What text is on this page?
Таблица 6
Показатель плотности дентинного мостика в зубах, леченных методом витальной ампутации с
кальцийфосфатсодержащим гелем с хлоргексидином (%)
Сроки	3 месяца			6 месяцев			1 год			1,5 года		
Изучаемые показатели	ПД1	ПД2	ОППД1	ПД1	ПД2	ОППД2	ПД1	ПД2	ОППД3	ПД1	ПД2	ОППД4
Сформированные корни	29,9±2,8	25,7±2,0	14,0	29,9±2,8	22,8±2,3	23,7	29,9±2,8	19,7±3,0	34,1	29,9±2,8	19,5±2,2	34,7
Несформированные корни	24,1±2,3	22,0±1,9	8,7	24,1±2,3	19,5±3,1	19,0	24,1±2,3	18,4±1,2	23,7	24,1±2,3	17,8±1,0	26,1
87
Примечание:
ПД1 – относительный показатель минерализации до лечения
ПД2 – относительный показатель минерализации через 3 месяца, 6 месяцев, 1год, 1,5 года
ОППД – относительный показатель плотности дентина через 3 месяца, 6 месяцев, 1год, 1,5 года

· · · · · · ·

Go back to the listing above and please repeat it exactly.

■ **Solved problem**
What text is on this page?
Таблица 6
Показатель плотности дентинного мостика в зубах, леченных методом витальной ампутации с
кальцийфосфатсодержащим гелем с хлоргексидином (%)
Сроки	3 месяца			6 месяцев			1 год			1,5 года		
Изучаемые показатели	ПД1	ПД2	ОППД1	ПД1	ПД2	ОППД2	ПД1	ПД2	ОППД3	ПД1	ПД2	ОППД4
Сформированные корни	29,9±2,8	25,7±2,0	14,0	29,9±2,8	22,8±2,3	23,7	29,9±2,8	19,7±3,0	34,1	29,9±2,8	19,5±2,2	34,7
Несформированные корни	24,1±2,3	22,0±1,9	8,7	24,1±2,3	19,5±3,1	19,0	24,1±2,3	18,4±1,2	23,7	24,1±2,3	17,8±1,0	26,1
87
Примечание:
ПД1 – относительный показатель минерализации до лечения
ПД2 – относительный показатель минерализации через 3 месяца, 6 месяцев, 1год, 1,5 года
ОППД – относительный показатель плотности дентина через 3 месяца, 6 месяцев, 1год, 1,5 года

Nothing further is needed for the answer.